Entries shown:
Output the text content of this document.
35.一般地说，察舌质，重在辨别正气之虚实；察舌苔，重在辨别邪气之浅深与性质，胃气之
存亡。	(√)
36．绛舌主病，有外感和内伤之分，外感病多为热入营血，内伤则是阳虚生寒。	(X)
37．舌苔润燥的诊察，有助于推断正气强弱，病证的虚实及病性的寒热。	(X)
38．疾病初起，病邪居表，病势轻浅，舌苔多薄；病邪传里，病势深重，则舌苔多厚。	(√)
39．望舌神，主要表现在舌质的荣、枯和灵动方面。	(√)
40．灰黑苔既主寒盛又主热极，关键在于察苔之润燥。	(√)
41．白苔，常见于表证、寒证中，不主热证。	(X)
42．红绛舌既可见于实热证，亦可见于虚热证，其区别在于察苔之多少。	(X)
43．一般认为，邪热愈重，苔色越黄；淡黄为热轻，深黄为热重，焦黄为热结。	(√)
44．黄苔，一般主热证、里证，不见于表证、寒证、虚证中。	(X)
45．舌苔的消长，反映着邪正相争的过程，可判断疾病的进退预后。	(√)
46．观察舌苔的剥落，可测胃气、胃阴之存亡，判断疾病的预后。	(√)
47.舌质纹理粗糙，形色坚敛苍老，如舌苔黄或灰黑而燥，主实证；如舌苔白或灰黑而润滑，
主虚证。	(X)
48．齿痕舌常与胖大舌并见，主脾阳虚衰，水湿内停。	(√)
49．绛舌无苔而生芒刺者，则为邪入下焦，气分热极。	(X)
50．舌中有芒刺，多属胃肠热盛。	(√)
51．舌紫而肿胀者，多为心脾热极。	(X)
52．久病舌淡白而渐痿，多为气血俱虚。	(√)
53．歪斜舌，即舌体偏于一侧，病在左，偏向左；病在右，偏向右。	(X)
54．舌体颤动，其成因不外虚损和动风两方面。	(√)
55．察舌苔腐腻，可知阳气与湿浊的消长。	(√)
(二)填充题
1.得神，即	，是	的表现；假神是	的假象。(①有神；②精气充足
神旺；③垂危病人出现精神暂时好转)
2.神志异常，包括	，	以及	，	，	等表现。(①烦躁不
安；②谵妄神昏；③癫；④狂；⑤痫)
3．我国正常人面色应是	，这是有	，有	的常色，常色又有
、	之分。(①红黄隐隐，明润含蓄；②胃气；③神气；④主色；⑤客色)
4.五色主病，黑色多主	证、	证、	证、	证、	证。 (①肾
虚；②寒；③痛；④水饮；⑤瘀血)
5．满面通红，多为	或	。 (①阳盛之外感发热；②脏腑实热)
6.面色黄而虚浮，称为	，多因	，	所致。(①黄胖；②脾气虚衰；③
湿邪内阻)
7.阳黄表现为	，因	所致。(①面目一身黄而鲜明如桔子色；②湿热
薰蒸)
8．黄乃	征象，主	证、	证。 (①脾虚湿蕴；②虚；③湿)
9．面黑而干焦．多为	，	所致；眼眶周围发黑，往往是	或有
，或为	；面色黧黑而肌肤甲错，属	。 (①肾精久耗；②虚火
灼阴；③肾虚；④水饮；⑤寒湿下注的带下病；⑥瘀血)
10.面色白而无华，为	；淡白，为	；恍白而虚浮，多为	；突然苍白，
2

Instructions for the task: All of the data above should be transcribed exactly.

Final result:
Output the text content of this document.
35.一般地说，察舌质，重在辨别正气之虚实；察舌苔，重在辨别邪气之浅深与性质，胃气之
存亡。	(√)
36．绛舌主病，有外感和内伤之分，外感病多为热入营血，内伤则是阳虚生寒。	(X)
37．舌苔润燥的诊察，有助于推断正气强弱，病证的虚实及病性的寒热。	(X)
38．疾病初起，病邪居表，病势轻浅，舌苔多薄；病邪传里，病势深重，则舌苔多厚。	(√)
39．望舌神，主要表现在舌质的荣、枯和灵动方面。	(√)
40．灰黑苔既主寒盛又主热极，关键在于察苔之润燥。	(√)
41．白苔，常见于表证、寒证中，不主热证。	(X)
42．红绛舌既可见于实热证，亦可见于虚热证，其区别在于察苔之多少。	(X)
43．一般认为，邪热愈重，苔色越黄；淡黄为热轻，深黄为热重，焦黄为热结。	(√)
44．黄苔，一般主热证、里证，不见于表证、寒证、虚证中。	(X)
45．舌苔的消长，反映着邪正相争的过程，可判断疾病的进退预后。	(√)
46．观察舌苔的剥落，可测胃气、胃阴之存亡，判断疾病的预后。	(√)
47.舌质纹理粗糙，形色坚敛苍老，如舌苔黄或灰黑而燥，主实证；如舌苔白或灰黑而润滑，
主虚证。	(X)
48．齿痕舌常与胖大舌并见，主脾阳虚衰，水湿内停。	(√)
49．绛舌无苔而生芒刺者，则为邪入下焦，气分热极。	(X)
50．舌中有芒刺，多属胃肠热盛。	(√)
51．舌紫而肿胀者，多为心脾热极。	(X)
52．久病舌淡白而渐痿，多为气血俱虚。	(√)
53．歪斜舌，即舌体偏于一侧，病在左，偏向左；病在右，偏向右。	(X)
54．舌体颤动，其成因不外虚损和动风两方面。	(√)
55．察舌苔腐腻，可知阳气与湿浊的消长。	(√)
(二)填充题
1.得神，即	，是	的表现；假神是	的假象。(①有神；②精气充足
神旺；③垂危病人出现精神暂时好转)
2.神志异常，包括	，	以及	，	，	等表现。(①烦躁不
安；②谵妄神昏；③癫；④狂；⑤痫)
3．我国正常人面色应是	，这是有	，有	的常色，常色又有
、	之分。(①红黄隐隐，明润含蓄；②胃气；③神气；④主色；⑤客色)
4.五色主病，黑色多主	证、	证、	证、	证、	证。 (①肾
虚；②寒；③痛；④水饮；⑤瘀血)
5．满面通红，多为	或	。 (①阳盛之外感发热；②脏腑实热)
6.面色黄而虚浮，称为	，多因	，	所致。(①黄胖；②脾气虚衰；③
湿邪内阻)
7.阳黄表现为	，因	所致。(①面目一身黄而鲜明如桔子色；②湿热
薰蒸)
8．黄乃	征象，主	证、	证。 (①脾虚湿蕴；②虚；③湿)
9．面黑而干焦．多为	，	所致；眼眶周围发黑，往往是	或有
，或为	；面色黧黑而肌肤甲错，属	。 (①肾精久耗；②虚火
灼阴；③肾虚；④水饮；⑤寒湿下注的带下病；⑥瘀血)
10.面色白而无华，为	；淡白，为	；恍白而虚浮，多为	；突然苍白，
2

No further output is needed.